Filter the data for lines with the word "name", then copy every line so identified.

## Provided information
┏━━

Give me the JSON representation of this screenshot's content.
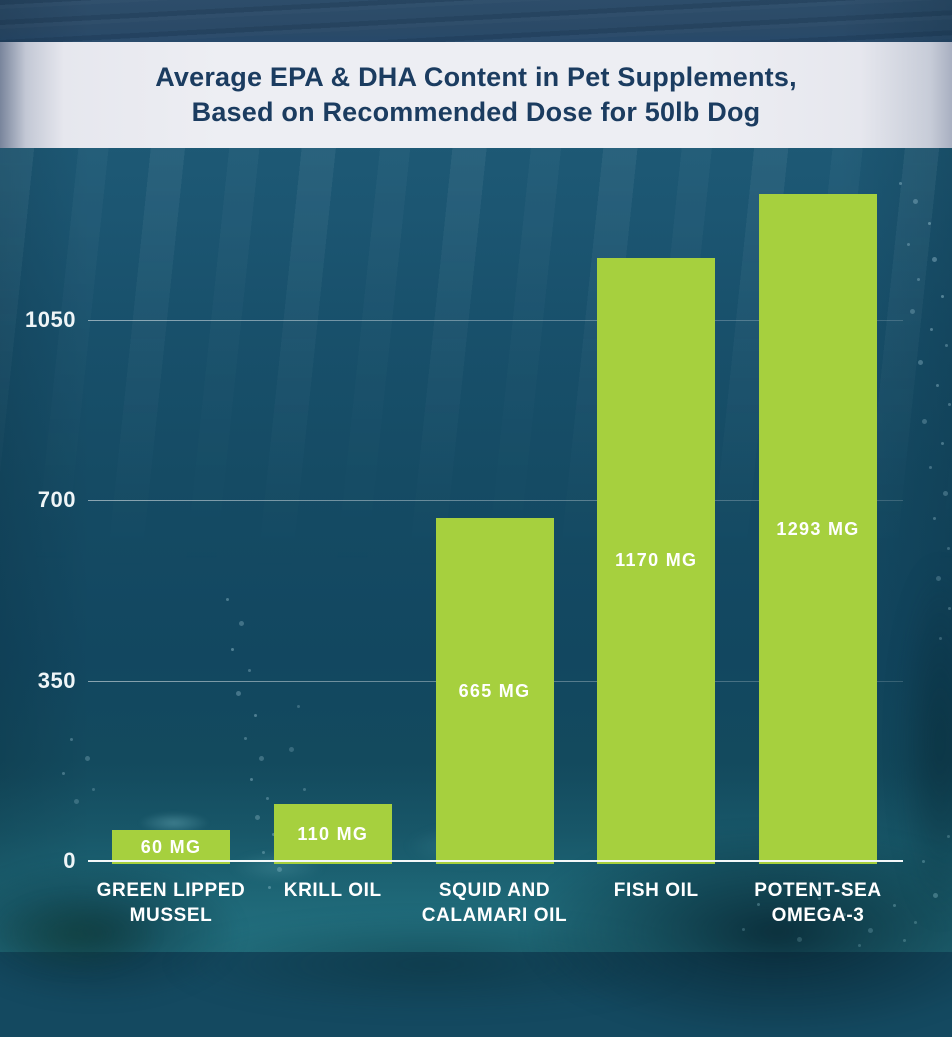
{
  "header": {
    "title_line1": "Average EPA & DHA Content in Pet Supplements,",
    "title_line2": "Based on Recommended Dose for 50lb Dog"
  },
  "colors": {
    "bar_green": "#a6d03e",
    "title_navy": "#1b3c60",
    "header_band": "#edeef3",
    "axis_line_white": "#f4f8f9",
    "tick_text_white": "#eff5f7",
    "ocean_surface": "#2d4d6a",
    "ocean_deep": "#124760",
    "seabed_teal": "#1e6877"
  },
  "chart_data": {
    "type": "bar",
    "title": "Average EPA & DHA Content in Pet Supplements, Based on Recommended Dose for 50lb Dog",
    "categories": [
      "GREEN LIPPED MUSSEL",
      "KRILL OIL",
      "SQUID AND CALAMARI OIL",
      "FISH OIL",
      "POTENT-SEA OMEGA-3"
    ],
    "category_labels": [
      "GREEN LIPPED\nMUSSEL",
      "KRILL OIL",
      "SQUID AND\nCALAMARI OIL",
      "FISH OIL",
      "POTENT-SEA\nOMEGA-3"
    ],
    "values": [
      60,
      110,
      665,
      1170,
      1293
    ],
    "value_labels": [
      "60 MG",
      "110 MG",
      "665 MG",
      "1170 MG",
      "1293 MG"
    ],
    "unit": "MG",
    "xlabel": "",
    "ylabel": "",
    "y_ticks": [
      0,
      350,
      700,
      1050
    ],
    "y_tick_labels": [
      "0",
      "350",
      "700",
      "1050"
    ],
    "ylim": [
      0,
      1350
    ],
    "grid": true,
    "legend": false,
    "bar_color": "#a6d03e",
    "label_color": "#ffffff",
    "background": "underwater ocean scene"
  }
}
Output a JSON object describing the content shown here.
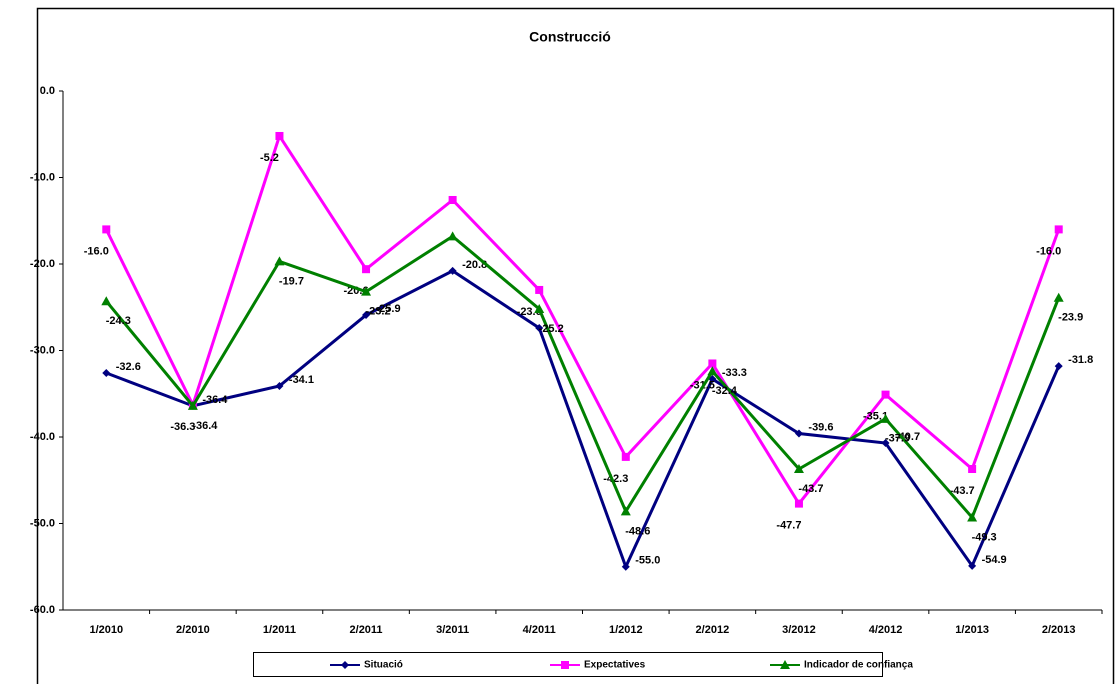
{
  "chart_data": {
    "type": "line",
    "title": "Construcció",
    "categories": [
      "1/2010",
      "2/2010",
      "1/2011",
      "2/2011",
      "3/2011",
      "4/2011",
      "1/2012",
      "2/2012",
      "3/2012",
      "4/2012",
      "1/2013",
      "2/2013"
    ],
    "ylim": [
      -60,
      0
    ],
    "yticks": [
      {
        "value": -60,
        "label": "-60.0"
      },
      {
        "value": -50,
        "label": "-50.0"
      },
      {
        "value": -40,
        "label": "-40.0"
      },
      {
        "value": -30,
        "label": "-30.0"
      },
      {
        "value": -20,
        "label": "-20.0"
      },
      {
        "value": -10,
        "label": "-10.0"
      },
      {
        "value": 0,
        "label": "0.0"
      }
    ],
    "series": [
      {
        "name": "Situació",
        "color": "#000080",
        "marker": "diamond",
        "values": [
          -32.6,
          -36.4,
          -34.1,
          -25.9,
          -20.8,
          -27.4,
          -55,
          -33.3,
          -39.6,
          -40.7,
          -54.9,
          -31.8
        ],
        "value_labels": [
          "-32.6",
          "-36.4",
          "-34.1",
          "-25.9",
          "-20.8",
          null,
          "-55.0",
          "-33.3",
          "-39.6",
          "-40.7",
          "-54.9",
          "-31.8"
        ]
      },
      {
        "name": "Expectatives",
        "color": "#ff00ff",
        "marker": "square",
        "values": [
          -16,
          -36.3,
          -5.2,
          -20.6,
          -12.6,
          -23,
          -42.3,
          -31.5,
          -47.7,
          -35.1,
          -43.7,
          -16
        ],
        "value_labels": [
          "-16.0",
          "-36.3",
          "-5.2",
          "-20.6",
          null,
          "-23.0",
          "-42.3",
          "-31.5",
          "-47.7",
          "-35.1",
          "-43.7",
          "-16.0"
        ]
      },
      {
        "name": "Indicador de confiança",
        "color": "#008000",
        "marker": "triangle",
        "values": [
          -24.3,
          -36.4,
          -19.7,
          -23.2,
          -16.8,
          -25.2,
          -48.6,
          -32.4,
          -43.7,
          -37.9,
          -49.3,
          -23.9
        ],
        "value_labels": [
          "-24.3",
          "-36.4",
          "-19.7",
          "-23.2",
          null,
          "-25.2",
          "-48.6",
          "-32.4",
          "-43.7",
          "-37.9",
          "-49.3",
          "-23.9"
        ]
      }
    ]
  }
}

┗━━

## Solved problem
        "name": "Situació",
        "name": "Expectatives",
        "name": "Indicador de confiança",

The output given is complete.